__RAW RECORDS__.
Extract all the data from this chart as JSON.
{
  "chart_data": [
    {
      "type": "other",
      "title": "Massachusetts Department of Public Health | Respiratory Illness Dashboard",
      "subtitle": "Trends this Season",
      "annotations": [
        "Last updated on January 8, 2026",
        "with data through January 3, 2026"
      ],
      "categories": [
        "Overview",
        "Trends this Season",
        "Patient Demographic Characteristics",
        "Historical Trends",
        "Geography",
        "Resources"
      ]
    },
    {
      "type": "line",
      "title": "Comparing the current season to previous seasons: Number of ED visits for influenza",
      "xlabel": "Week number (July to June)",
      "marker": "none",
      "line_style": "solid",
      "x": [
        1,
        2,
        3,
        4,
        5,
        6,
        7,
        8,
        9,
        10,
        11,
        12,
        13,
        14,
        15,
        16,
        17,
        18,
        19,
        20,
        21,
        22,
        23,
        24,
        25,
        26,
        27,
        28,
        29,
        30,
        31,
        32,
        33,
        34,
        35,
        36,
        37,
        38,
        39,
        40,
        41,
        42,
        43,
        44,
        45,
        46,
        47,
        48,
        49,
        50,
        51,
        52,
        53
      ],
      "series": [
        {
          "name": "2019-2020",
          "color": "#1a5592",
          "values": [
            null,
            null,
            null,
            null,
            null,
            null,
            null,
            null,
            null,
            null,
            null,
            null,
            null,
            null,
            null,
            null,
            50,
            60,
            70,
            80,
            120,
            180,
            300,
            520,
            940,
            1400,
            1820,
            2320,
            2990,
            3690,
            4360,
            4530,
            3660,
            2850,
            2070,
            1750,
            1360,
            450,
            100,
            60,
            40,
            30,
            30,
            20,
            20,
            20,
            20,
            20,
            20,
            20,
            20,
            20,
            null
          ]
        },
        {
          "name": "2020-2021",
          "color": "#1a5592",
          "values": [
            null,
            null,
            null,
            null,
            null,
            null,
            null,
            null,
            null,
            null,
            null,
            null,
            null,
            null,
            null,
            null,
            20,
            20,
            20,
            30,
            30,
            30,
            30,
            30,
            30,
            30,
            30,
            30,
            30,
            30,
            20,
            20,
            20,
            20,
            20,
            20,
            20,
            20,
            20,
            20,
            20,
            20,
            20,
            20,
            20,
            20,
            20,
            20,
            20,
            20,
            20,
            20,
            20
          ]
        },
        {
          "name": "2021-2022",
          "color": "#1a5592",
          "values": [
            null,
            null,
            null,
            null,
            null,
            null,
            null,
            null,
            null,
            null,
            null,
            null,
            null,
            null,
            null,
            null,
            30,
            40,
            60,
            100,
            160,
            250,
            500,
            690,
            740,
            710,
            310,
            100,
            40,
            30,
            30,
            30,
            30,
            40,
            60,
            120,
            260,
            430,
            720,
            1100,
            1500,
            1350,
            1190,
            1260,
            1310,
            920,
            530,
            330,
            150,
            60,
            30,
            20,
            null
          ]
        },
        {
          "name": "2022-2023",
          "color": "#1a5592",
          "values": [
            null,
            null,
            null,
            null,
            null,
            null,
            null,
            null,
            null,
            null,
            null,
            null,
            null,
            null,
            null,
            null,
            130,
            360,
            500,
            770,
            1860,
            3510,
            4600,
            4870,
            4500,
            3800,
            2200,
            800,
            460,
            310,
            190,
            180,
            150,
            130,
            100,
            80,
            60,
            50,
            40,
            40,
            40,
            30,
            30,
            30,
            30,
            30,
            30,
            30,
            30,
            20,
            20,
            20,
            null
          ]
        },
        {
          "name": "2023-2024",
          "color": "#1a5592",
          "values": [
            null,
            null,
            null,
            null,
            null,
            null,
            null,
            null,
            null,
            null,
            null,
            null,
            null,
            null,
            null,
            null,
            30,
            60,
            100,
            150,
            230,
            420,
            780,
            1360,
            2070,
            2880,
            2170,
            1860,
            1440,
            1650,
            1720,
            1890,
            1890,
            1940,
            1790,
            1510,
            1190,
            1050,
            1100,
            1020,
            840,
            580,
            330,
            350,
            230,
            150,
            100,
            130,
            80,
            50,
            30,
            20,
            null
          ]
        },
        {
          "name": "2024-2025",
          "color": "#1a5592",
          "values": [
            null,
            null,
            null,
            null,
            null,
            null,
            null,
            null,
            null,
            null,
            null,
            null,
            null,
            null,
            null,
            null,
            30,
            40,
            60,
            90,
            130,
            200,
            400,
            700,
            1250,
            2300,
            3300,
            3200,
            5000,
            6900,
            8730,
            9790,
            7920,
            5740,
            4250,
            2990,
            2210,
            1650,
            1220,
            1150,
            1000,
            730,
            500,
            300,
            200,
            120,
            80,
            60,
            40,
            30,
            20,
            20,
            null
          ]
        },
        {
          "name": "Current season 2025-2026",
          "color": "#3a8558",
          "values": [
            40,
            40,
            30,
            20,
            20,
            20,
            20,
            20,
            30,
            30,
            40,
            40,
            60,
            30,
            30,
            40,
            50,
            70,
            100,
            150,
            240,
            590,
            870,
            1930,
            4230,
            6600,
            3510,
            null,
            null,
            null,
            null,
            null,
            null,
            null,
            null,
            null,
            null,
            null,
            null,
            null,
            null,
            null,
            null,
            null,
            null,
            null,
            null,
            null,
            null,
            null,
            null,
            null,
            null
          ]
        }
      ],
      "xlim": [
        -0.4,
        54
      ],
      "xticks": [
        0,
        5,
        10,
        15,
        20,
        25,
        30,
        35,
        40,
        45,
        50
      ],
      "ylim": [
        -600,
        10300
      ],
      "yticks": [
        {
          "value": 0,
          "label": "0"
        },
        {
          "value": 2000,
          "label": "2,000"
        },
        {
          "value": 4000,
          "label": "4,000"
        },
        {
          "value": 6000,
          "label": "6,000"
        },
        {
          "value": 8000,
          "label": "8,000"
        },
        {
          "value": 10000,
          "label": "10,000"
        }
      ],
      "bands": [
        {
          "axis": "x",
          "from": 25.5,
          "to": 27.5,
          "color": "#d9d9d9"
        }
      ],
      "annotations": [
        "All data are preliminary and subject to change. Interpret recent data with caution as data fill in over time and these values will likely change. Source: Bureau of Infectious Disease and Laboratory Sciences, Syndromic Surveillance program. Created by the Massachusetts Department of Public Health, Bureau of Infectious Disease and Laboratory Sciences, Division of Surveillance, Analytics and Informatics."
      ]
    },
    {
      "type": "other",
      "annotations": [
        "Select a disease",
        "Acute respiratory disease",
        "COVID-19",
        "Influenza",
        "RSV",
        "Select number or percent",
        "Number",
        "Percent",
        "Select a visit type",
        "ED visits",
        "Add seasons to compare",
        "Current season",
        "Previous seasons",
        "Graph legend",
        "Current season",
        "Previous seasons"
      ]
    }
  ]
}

__TASK__.
Extract the complete listing verbatim.

__THE ANSWER__.
Extract all the data from this chart as JSON.
{
  "chart_data": [
    {
      "type": "other",
      "title": "Massachusetts Department of Public Health | Respiratory Illness Dashboard",
      "subtitle": "Trends this Season",
      "annotations": [
        "Last updated on January 8, 2026",
        "with data through January 3, 2026"
      ],
      "categories": [
        "Overview",
        "Trends this Season",
        "Patient Demographic Characteristics",
        "Historical Trends",
        "Geography",
        "Resources"
      ]
    },
    {
      "type": "line",
      "title": "Comparing the current season to previous seasons: Number of ED visits for influenza",
      "xlabel": "Week number (July to June)",
      "marker": "none",
      "line_style": "solid",
      "x": [
        1,
        2,
        3,
        4,
        5,
        6,
        7,
        8,
        9,
        10,
        11,
        12,
        13,
        14,
        15,
        16,
        17,
        18,
        19,
        20,
        21,
        22,
        23,
        24,
        25,
        26,
        27,
        28,
        29,
        30,
        31,
        32,
        33,
        34,
        35,
        36,
        37,
        38,
        39,
        40,
        41,
        42,
        43,
        44,
        45,
        46,
        47,
        48,
        49,
        50,
        51,
        52,
        53
      ],
      "series": [
        {
          "name": "2019-2020",
          "color": "#1a5592",
          "values": [
            null,
            null,
            null,
            null,
            null,
            null,
            null,
            null,
            null,
            null,
            null,
            null,
            null,
            null,
            null,
            null,
            50,
            60,
            70,
            80,
            120,
            180,
            300,
            520,
            940,
            1400,
            1820,
            2320,
            2990,
            3690,
            4360,
            4530,
            3660,
            2850,
            2070,
            1750,
            1360,
            450,
            100,
            60,
            40,
            30,
            30,
            20,
            20,
            20,
            20,
            20,
            20,
            20,
            20,
            20,
            null
          ]
        },
        {
          "name": "2020-2021",
          "color": "#1a5592",
          "values": [
            null,
            null,
            null,
            null,
            null,
            null,
            null,
            null,
            null,
            null,
            null,
            null,
            null,
            null,
            null,
            null,
            20,
            20,
            20,
            30,
            30,
            30,
            30,
            30,
            30,
            30,
            30,
            30,
            30,
            30,
            20,
            20,
            20,
            20,
            20,
            20,
            20,
            20,
            20,
            20,
            20,
            20,
            20,
            20,
            20,
            20,
            20,
            20,
            20,
            20,
            20,
            20,
            20
          ]
        },
        {
          "name": "2021-2022",
          "color": "#1a5592",
          "values": [
            null,
            null,
            null,
            null,
            null,
            null,
            null,
            null,
            null,
            null,
            null,
            null,
            null,
            null,
            null,
            null,
            30,
            40,
            60,
            100,
            160,
            250,
            500,
            690,
            740,
            710,
            310,
            100,
            40,
            30,
            30,
            30,
            30,
            40,
            60,
            120,
            260,
            430,
            720,
            1100,
            1500,
            1350,
            1190,
            1260,
            1310,
            920,
            530,
            330,
            150,
            60,
            30,
            20,
            null
          ]
        },
        {
          "name": "2022-2023",
          "color": "#1a5592",
          "values": [
            null,
            null,
            null,
            null,
            null,
            null,
            null,
            null,
            null,
            null,
            null,
            null,
            null,
            null,
            null,
            null,
            130,
            360,
            500,
            770,
            1860,
            3510,
            4600,
            4870,
            4500,
            3800,
            2200,
            800,
            460,
            310,
            190,
            180,
            150,
            130,
            100,
            80,
            60,
            50,
            40,
            40,
            40,
            30,
            30,
            30,
            30,
            30,
            30,
            30,
            30,
            20,
            20,
            20,
            null
          ]
        },
        {
          "name": "2023-2024",
          "color": "#1a5592",
          "values": [
            null,
            null,
            null,
            null,
            null,
            null,
            null,
            null,
            null,
            null,
            null,
            null,
            null,
            null,
            null,
            null,
            30,
            60,
            100,
            150,
            230,
            420,
            780,
            1360,
            2070,
            2880,
            2170,
            1860,
            1440,
            1650,
            1720,
            1890,
            1890,
            1940,
            1790,
            1510,
            1190,
            1050,
            1100,
            1020,
            840,
            580,
            330,
            350,
            230,
            150,
            100,
            130,
            80,
            50,
            30,
            20,
            null
          ]
        },
        {
          "name": "2024-2025",
          "color": "#1a5592",
          "values": [
            null,
            null,
            null,
            null,
            null,
            null,
            null,
            null,
            null,
            null,
            null,
            null,
            null,
            null,
            null,
            null,
            30,
            40,
            60,
            90,
            130,
            200,
            400,
            700,
            1250,
            2300,
            3300,
            3200,
            5000,
            6900,
            8730,
            9790,
            7920,
            5740,
            4250,
            2990,
            2210,
            1650,
            1220,
            1150,
            1000,
            730,
            500,
            300,
            200,
            120,
            80,
            60,
            40,
            30,
            20,
            20,
            null
          ]
        },
        {
          "name": "Current season 2025-2026",
          "color": "#3a8558",
          "values": [
            40,
            40,
            30,
            20,
            20,
            20,
            20,
            20,
            30,
            30,
            40,
            40,
            60,
            30,
            30,
            40,
            50,
            70,
            100,
            150,
            240,
            590,
            870,
            1930,
            4230,
            6600,
            3510,
            null,
            null,
            null,
            null,
            null,
            null,
            null,
            null,
            null,
            null,
            null,
            null,
            null,
            null,
            null,
            null,
            null,
            null,
            null,
            null,
            null,
            null,
            null,
            null,
            null,
            null
          ]
        }
      ],
      "xlim": [
        -0.4,
        54
      ],
      "xticks": [
        0,
        5,
        10,
        15,
        20,
        25,
        30,
        35,
        40,
        45,
        50
      ],
      "ylim": [
        -600,
        10300
      ],
      "yticks": [
        {
          "value": 0,
          "label": "0"
        },
        {
          "value": 2000,
          "label": "2,000"
        },
        {
          "value": 4000,
          "label": "4,000"
        },
        {
          "value": 6000,
          "label": "6,000"
        },
        {
          "value": 8000,
          "label": "8,000"
        },
        {
          "value": 10000,
          "label": "10,000"
        }
      ],
      "bands": [
        {
          "axis": "x",
          "from": 25.5,
          "to": 27.5,
          "color": "#d9d9d9"
        }
      ],
      "annotations": [
        "All data are preliminary and subject to change. Interpret recent data with caution as data fill in over time and these values will likely change. Source: Bureau of Infectious Disease and Laboratory Sciences, Syndromic Surveillance program. Created by the Massachusetts Department of Public Health, Bureau of Infectious Disease and Laboratory Sciences, Division of Surveillance, Analytics and Informatics."
      ]
    },
    {
      "type": "other",
      "annotations": [
        "Select a disease",
        "Acute respiratory disease",
        "COVID-19",
        "Influenza",
        "RSV",
        "Select number or percent",
        "Number",
        "Percent",
        "Select a visit type",
        "ED visits",
        "Add seasons to compare",
        "Current season",
        "Previous seasons",
        "Graph legend",
        "Current season",
        "Previous seasons"
      ]
    }
  ]
}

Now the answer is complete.